* **Task prompt**
Return each line of the records holding the string "roof".

(Dataset items)
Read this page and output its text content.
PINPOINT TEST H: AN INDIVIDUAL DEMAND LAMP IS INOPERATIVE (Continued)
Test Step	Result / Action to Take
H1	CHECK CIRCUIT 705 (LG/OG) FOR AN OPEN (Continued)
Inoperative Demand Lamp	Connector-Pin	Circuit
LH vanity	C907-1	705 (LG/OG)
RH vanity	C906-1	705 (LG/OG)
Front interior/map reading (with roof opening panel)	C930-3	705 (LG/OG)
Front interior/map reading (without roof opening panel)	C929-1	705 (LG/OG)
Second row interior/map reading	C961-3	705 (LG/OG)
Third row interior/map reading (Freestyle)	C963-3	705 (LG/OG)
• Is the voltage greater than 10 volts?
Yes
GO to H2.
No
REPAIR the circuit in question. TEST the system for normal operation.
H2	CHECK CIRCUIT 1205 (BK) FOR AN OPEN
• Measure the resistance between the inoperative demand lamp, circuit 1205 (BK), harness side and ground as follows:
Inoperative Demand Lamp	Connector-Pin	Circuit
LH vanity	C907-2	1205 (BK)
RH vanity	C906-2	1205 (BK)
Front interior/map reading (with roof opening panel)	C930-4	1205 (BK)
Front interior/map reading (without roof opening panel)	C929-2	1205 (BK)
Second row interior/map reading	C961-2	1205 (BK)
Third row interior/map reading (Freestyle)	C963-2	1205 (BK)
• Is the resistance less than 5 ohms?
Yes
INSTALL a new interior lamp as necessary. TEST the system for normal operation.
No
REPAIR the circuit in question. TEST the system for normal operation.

* * *

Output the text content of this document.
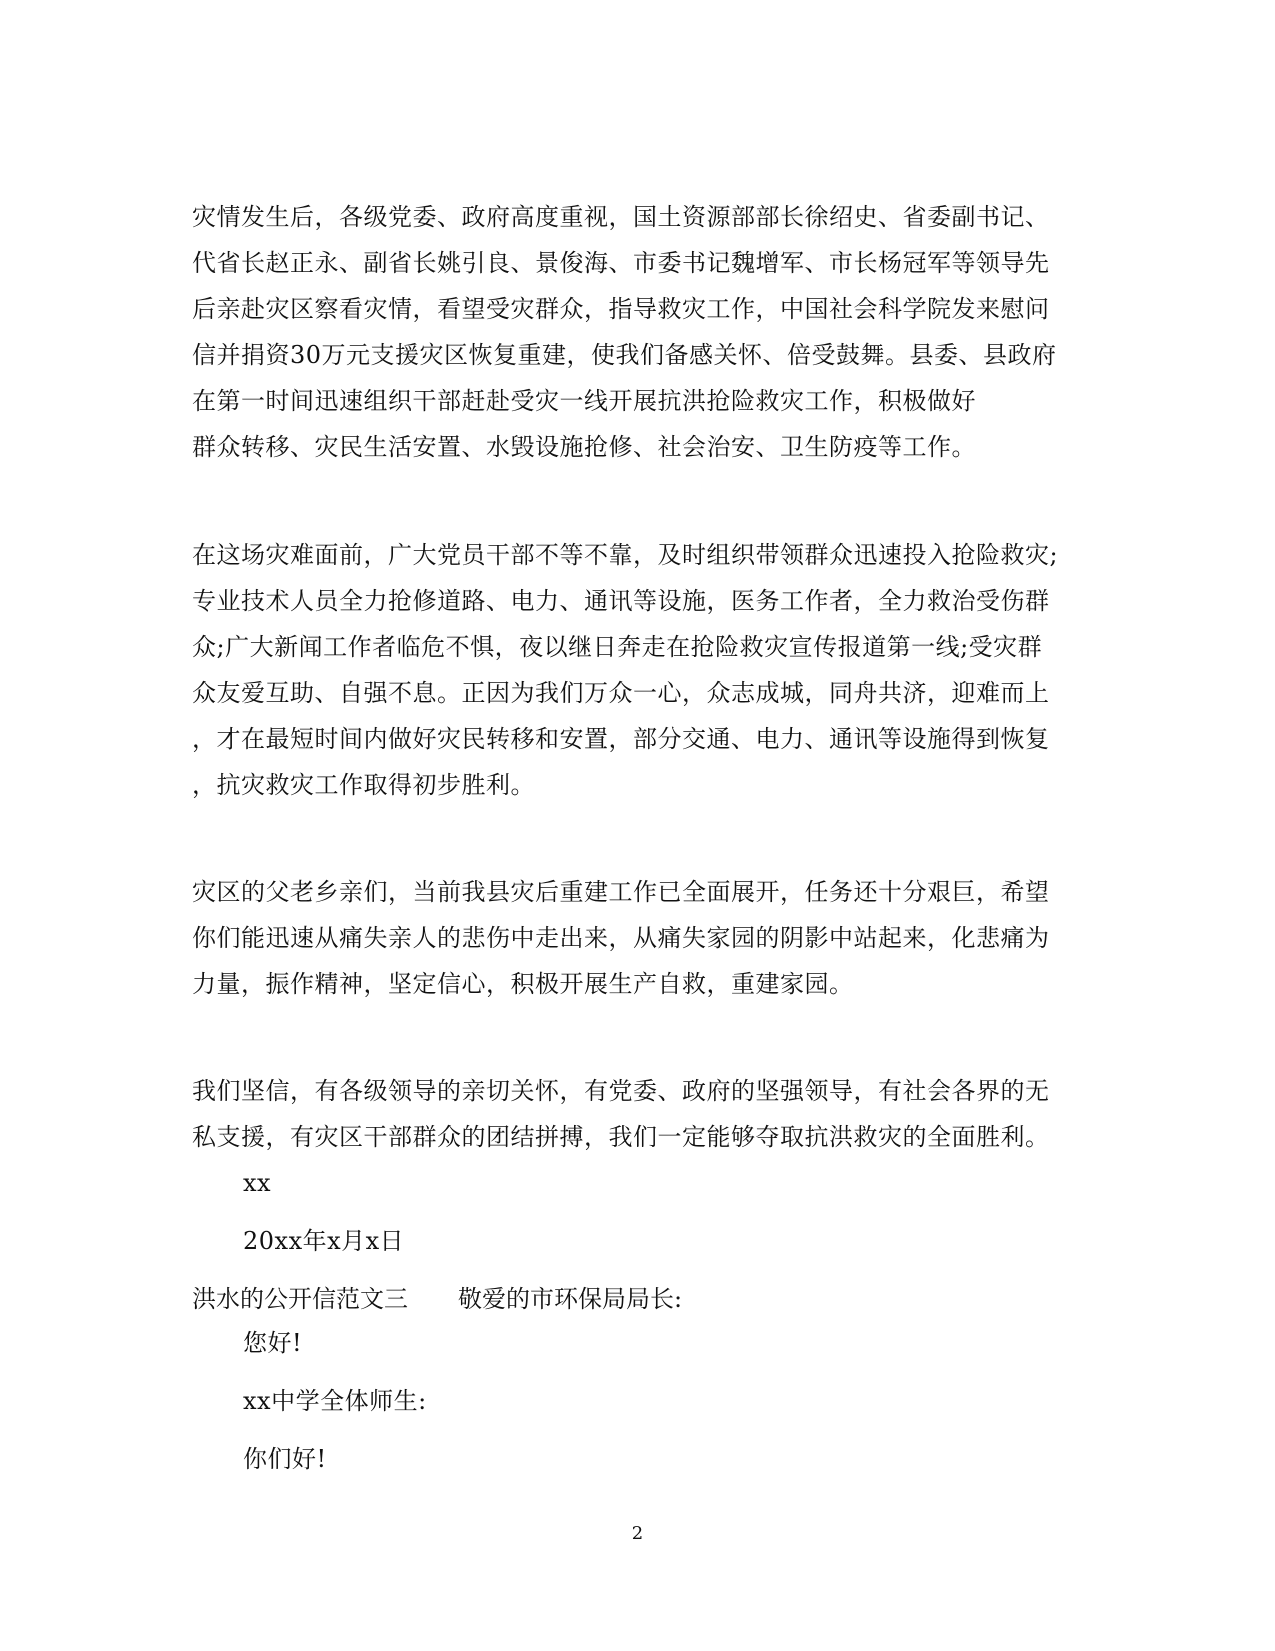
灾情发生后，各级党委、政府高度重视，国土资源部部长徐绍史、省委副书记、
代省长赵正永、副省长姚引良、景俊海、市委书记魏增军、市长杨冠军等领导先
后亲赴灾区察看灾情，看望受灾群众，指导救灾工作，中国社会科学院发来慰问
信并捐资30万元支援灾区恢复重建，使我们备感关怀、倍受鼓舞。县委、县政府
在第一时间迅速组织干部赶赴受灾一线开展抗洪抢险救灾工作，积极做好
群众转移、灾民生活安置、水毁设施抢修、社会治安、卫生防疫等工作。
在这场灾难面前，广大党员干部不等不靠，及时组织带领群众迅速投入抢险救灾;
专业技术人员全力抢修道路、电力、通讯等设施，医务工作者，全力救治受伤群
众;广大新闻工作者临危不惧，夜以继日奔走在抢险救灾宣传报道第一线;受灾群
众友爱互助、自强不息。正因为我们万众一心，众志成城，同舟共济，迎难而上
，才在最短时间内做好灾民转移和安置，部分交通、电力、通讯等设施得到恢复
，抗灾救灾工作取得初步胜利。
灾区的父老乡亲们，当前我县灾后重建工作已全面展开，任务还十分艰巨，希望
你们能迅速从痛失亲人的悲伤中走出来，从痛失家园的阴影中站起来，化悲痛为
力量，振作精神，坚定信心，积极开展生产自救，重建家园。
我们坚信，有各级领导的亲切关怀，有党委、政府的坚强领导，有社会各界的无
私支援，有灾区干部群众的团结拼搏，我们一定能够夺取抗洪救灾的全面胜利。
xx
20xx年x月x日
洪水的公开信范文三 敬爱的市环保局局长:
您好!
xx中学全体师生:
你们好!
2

* **Completed exercise**
Front interior/map reading (with roof opening panel)	C930-3	705 (LG/OG)
Front interior/map reading (without roof opening panel)	C929-1	705 (LG/OG)
Front interior/map reading (with roof opening panel)	C930-4	1205 (BK)
Front interior/map reading (without roof opening panel)	C929-2	1205 (BK)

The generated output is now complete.